**Task directions**
Which lines of the records below contain the word "Auswirkungen"? Show each one.

[Extracted data entries]
------------

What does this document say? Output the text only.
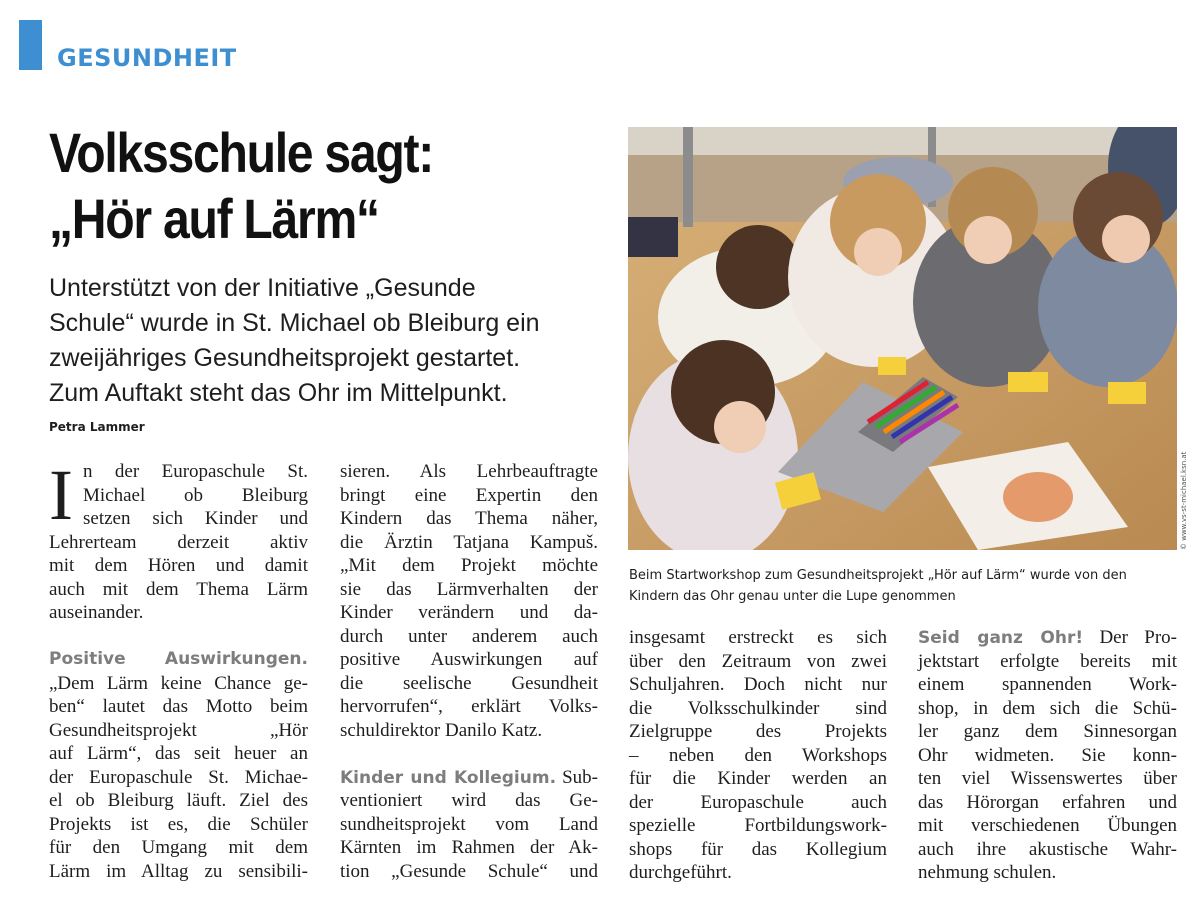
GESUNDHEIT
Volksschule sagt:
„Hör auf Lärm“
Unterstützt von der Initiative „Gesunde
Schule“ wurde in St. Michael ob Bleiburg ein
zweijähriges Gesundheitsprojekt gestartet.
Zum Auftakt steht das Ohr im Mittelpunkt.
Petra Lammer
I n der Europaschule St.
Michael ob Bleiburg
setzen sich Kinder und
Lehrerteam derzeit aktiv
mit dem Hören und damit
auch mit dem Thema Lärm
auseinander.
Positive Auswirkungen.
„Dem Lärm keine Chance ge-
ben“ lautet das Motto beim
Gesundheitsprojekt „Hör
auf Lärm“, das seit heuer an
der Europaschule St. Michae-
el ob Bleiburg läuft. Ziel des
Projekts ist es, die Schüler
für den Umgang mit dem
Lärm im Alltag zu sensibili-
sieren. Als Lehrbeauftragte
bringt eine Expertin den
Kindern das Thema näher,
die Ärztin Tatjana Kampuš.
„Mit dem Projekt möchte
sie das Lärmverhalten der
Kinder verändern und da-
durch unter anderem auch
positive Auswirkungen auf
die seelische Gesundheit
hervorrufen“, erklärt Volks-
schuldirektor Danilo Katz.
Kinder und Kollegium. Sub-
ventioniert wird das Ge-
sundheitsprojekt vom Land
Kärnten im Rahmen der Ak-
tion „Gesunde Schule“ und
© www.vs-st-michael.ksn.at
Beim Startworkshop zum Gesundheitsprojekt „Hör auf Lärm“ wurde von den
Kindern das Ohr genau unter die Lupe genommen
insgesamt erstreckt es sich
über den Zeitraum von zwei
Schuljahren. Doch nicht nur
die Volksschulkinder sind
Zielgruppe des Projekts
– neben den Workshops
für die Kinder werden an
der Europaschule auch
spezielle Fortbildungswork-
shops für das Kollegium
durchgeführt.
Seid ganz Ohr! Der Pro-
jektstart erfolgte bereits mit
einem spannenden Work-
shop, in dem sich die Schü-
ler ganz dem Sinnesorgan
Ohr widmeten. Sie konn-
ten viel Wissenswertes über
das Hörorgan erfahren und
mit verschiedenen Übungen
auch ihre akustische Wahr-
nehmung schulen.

------------

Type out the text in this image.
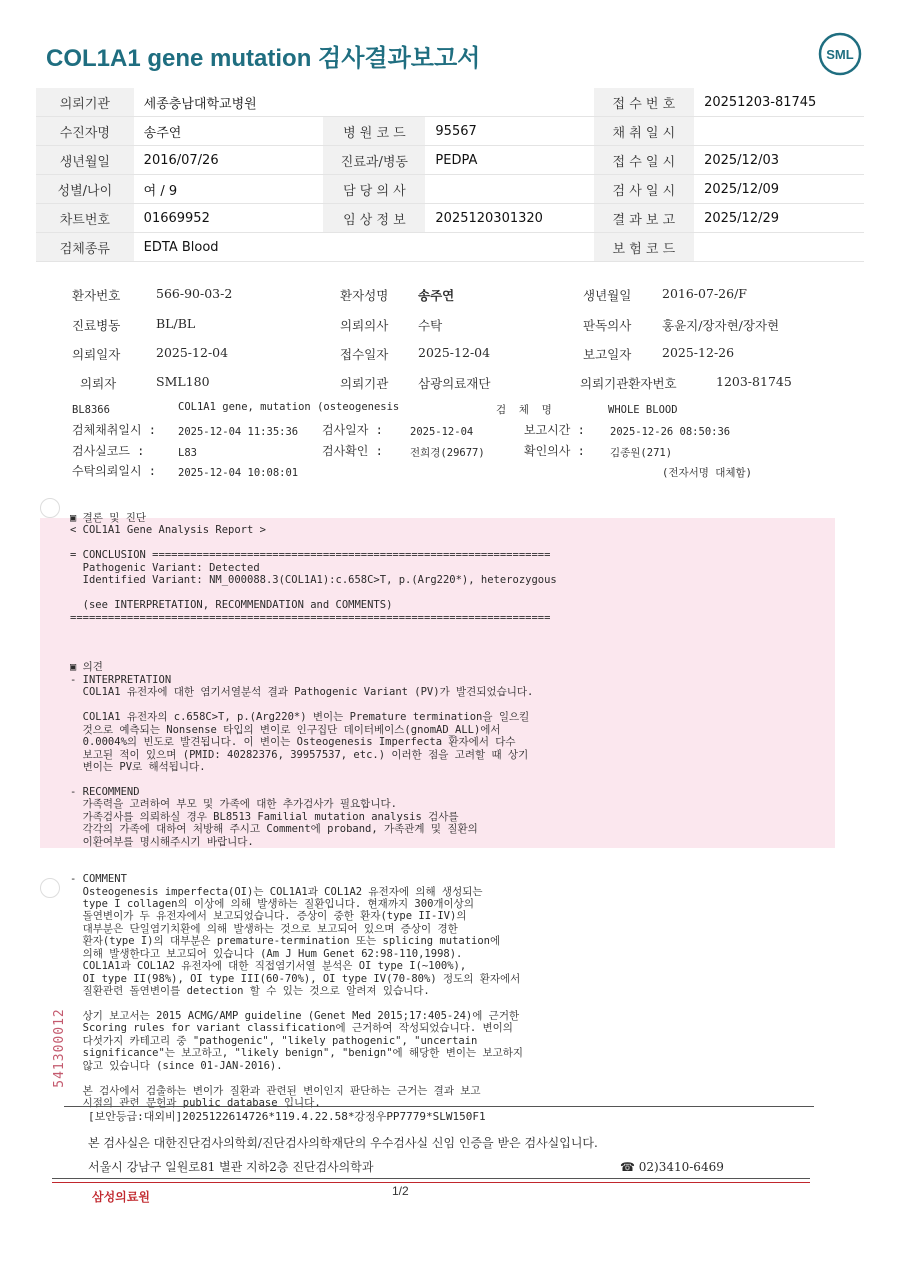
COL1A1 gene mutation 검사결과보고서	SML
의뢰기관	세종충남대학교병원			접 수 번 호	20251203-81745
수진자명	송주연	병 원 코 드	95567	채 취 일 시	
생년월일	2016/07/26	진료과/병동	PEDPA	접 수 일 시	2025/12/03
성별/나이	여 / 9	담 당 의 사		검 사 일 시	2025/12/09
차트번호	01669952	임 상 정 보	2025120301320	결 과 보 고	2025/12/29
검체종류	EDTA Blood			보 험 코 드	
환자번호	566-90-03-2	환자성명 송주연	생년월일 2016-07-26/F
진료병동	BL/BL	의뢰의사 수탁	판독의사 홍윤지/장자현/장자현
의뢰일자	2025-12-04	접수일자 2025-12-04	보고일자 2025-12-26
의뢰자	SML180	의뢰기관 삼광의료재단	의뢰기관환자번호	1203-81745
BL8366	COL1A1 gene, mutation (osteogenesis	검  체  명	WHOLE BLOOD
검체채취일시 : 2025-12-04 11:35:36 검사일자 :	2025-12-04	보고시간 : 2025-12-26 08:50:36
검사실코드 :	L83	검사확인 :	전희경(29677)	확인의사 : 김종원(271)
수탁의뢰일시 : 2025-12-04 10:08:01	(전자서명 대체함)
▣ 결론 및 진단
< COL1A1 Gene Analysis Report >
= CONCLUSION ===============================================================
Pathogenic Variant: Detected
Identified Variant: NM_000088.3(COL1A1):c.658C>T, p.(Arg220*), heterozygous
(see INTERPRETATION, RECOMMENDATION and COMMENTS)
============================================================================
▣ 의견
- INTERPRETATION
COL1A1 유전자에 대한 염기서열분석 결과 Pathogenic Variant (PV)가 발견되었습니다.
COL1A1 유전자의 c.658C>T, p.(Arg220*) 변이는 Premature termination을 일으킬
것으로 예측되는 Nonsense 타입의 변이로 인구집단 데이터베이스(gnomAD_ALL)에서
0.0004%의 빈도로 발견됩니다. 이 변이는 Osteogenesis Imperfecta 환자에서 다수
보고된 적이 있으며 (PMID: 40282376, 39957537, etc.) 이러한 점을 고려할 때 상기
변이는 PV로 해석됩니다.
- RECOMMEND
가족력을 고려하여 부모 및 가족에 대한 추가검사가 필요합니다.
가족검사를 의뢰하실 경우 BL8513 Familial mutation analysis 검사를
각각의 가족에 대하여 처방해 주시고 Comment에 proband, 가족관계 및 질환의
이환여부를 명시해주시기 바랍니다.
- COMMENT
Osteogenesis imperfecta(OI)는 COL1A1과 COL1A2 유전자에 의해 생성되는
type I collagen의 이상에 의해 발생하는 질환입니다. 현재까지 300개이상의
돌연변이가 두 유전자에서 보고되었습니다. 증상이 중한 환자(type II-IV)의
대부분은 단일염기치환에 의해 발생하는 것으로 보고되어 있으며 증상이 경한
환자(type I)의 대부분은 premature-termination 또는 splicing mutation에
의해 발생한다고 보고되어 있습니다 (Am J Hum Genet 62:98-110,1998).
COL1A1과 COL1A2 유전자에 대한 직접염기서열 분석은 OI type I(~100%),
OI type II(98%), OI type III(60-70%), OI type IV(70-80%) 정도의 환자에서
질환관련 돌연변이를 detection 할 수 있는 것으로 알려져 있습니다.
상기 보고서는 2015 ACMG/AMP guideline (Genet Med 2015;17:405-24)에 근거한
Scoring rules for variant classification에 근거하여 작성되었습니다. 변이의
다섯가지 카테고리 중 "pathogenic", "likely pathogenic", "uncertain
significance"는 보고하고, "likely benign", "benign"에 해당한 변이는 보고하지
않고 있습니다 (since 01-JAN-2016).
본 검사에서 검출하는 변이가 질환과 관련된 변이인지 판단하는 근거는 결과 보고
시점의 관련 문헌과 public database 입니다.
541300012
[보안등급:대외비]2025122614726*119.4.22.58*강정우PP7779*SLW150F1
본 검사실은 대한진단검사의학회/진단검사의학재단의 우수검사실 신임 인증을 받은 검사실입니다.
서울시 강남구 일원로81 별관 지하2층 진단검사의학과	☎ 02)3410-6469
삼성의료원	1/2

------------

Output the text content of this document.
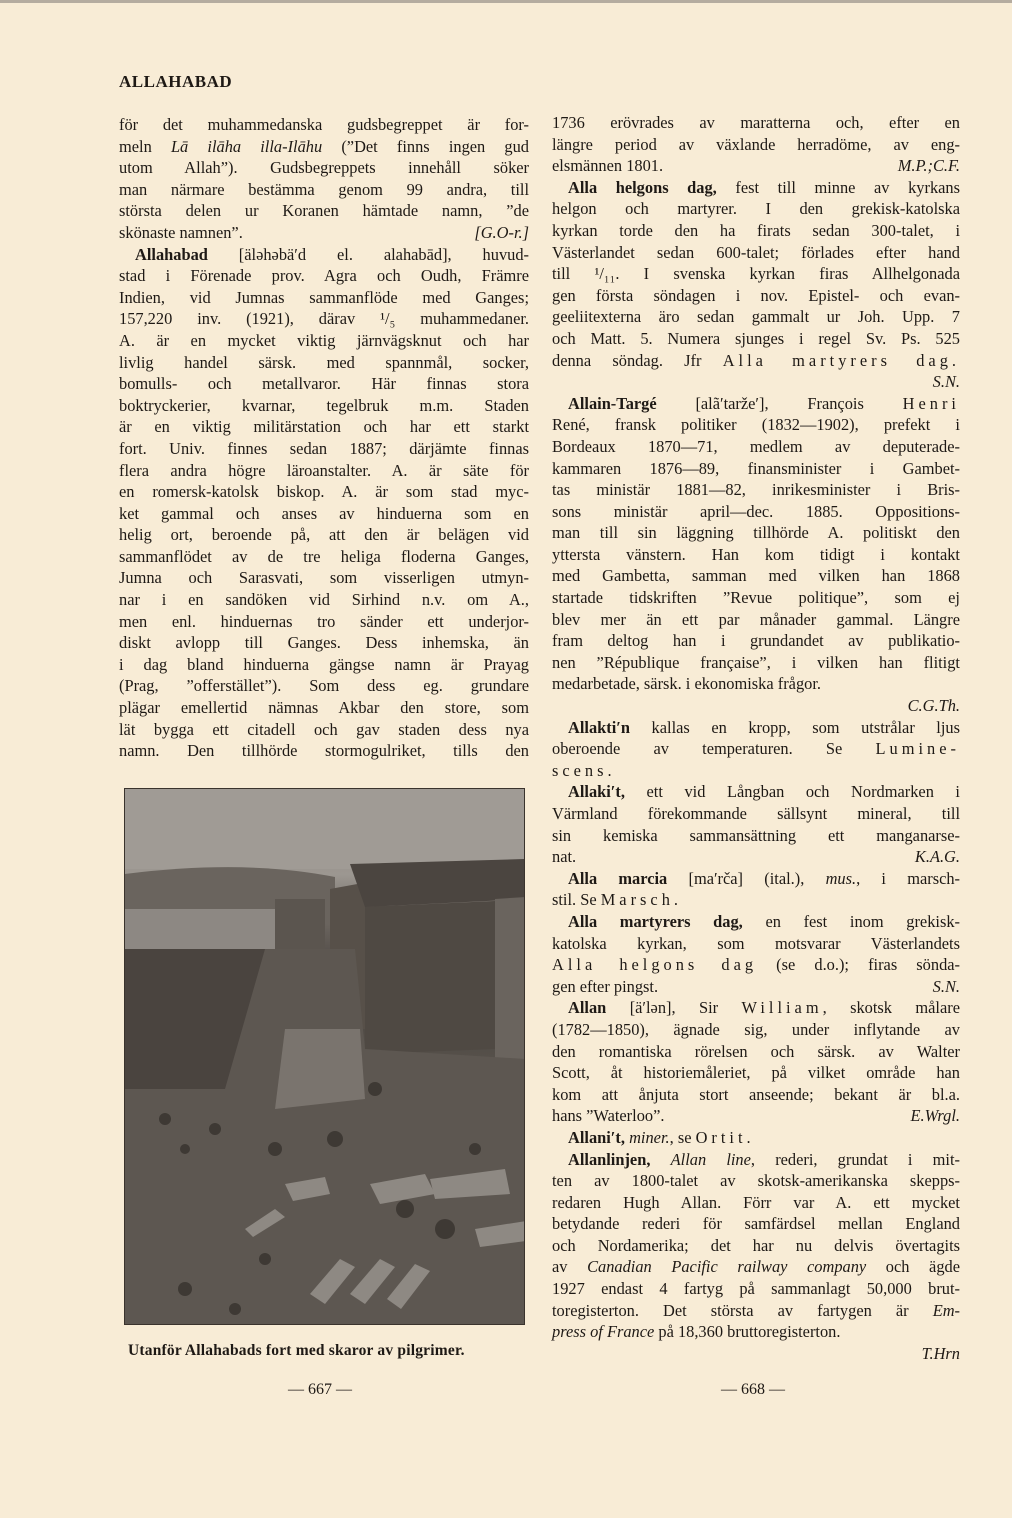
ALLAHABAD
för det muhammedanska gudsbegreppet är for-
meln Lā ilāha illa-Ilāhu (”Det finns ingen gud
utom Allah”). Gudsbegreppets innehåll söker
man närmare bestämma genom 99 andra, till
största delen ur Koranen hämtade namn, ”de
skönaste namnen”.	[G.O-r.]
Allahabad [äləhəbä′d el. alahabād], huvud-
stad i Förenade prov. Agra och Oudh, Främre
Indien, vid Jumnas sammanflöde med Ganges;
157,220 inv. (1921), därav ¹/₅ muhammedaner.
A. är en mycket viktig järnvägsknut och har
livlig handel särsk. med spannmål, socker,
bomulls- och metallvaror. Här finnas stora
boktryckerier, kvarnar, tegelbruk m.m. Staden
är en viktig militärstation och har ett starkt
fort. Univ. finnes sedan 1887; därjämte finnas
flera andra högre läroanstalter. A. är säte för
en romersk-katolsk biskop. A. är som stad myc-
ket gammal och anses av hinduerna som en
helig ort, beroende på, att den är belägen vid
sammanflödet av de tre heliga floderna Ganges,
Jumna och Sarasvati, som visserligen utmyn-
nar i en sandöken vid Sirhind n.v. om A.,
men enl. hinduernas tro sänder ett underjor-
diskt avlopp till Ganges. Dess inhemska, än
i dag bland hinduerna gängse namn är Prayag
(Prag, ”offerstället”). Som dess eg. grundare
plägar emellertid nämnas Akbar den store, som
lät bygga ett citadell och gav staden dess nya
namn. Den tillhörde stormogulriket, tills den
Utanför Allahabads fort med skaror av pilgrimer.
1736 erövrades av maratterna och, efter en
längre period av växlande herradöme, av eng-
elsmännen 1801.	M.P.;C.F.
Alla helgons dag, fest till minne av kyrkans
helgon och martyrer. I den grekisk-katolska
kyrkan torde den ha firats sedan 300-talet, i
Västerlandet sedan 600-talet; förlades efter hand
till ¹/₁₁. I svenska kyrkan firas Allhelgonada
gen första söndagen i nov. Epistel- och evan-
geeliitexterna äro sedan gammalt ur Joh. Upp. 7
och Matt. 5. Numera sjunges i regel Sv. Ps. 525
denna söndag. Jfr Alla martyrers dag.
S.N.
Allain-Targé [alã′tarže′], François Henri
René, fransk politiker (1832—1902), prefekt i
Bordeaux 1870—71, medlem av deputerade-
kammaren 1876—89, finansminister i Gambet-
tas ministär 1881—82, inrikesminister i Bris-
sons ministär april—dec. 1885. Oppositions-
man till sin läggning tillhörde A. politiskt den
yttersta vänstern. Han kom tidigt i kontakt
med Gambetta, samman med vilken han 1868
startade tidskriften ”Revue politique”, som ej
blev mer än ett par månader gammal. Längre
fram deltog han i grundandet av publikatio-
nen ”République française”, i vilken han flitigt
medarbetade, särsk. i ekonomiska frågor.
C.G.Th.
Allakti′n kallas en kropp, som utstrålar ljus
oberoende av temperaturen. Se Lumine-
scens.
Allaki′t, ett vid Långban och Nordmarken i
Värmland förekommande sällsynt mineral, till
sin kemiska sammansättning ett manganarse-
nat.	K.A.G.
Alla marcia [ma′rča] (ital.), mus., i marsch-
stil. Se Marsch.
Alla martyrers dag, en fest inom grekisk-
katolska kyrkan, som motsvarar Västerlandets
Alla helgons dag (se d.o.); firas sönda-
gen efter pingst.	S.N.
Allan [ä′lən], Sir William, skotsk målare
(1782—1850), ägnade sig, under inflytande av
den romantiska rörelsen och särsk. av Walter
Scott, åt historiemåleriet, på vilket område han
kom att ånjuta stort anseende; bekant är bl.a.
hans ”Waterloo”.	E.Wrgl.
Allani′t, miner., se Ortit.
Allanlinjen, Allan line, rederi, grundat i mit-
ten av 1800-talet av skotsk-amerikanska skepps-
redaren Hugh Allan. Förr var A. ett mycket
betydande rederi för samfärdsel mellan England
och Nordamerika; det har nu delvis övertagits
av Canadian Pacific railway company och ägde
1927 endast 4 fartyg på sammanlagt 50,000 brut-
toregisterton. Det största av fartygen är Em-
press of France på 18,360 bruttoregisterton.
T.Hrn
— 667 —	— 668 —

------------

**Answer box**
Positive Auswirkungen.
positive Auswirkungen auf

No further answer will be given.